• _Given data_:
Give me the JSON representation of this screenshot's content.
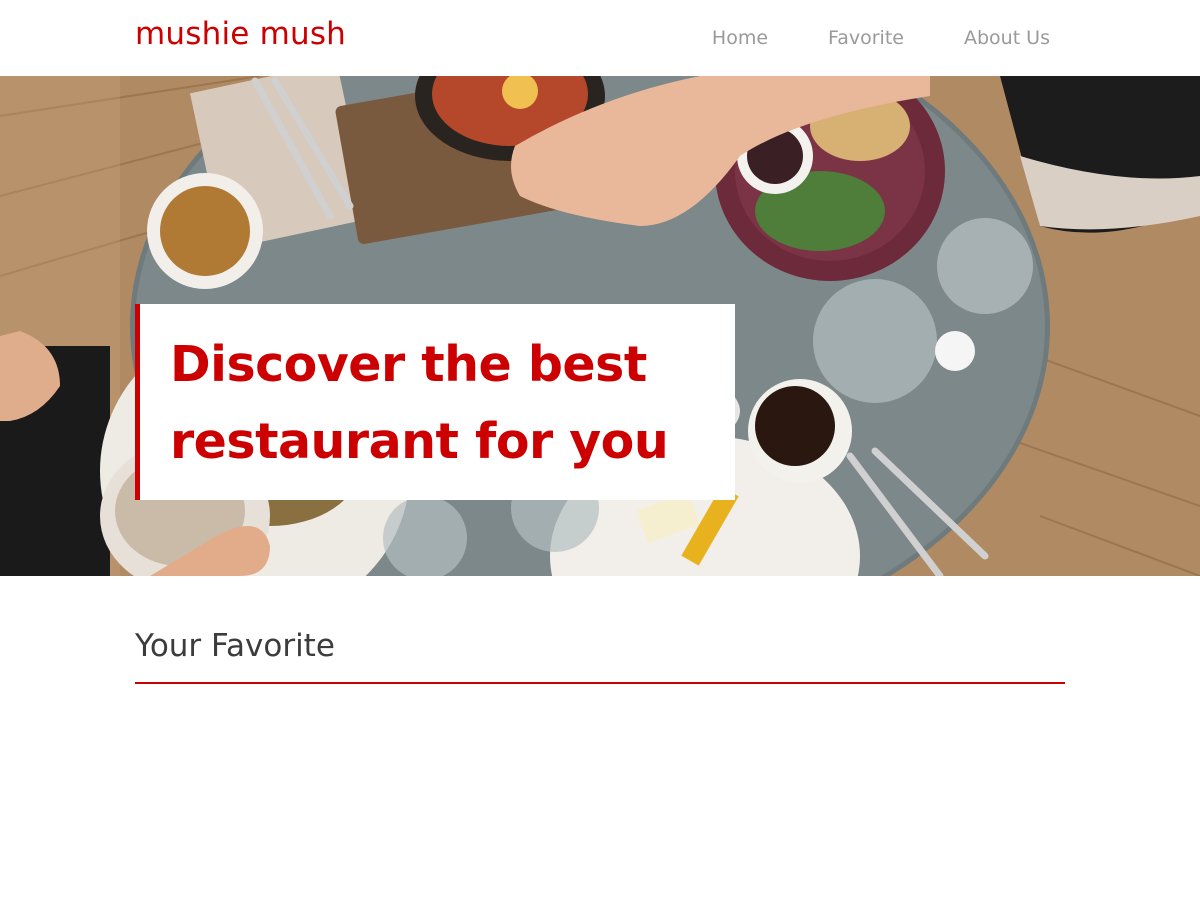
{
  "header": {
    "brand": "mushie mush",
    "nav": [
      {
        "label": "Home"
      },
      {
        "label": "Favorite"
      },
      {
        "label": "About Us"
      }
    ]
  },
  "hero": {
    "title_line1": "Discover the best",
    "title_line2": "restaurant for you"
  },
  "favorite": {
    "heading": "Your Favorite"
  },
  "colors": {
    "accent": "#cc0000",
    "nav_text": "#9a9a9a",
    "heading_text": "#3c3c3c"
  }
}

• _Written exercise_: The entries above should be reproduced exactly, without their pictures.

• _The response_:
Give me the JSON representation of this screenshot's content.
{
  "header": {
    "brand": "mushie mush",
    "nav": [
      {
        "label": "Home"
      },
      {
        "label": "Favorite"
      },
      {
        "label": "About Us"
      }
    ]
  },
  "hero": {
    "title_line1": "Discover the best",
    "title_line2": "restaurant for you"
  },
  "favorite": {
    "heading": "Your Favorite"
  },
  "colors": {
    "accent": "#cc0000",
    "nav_text": "#9a9a9a",
    "heading_text": "#3c3c3c"
  }
}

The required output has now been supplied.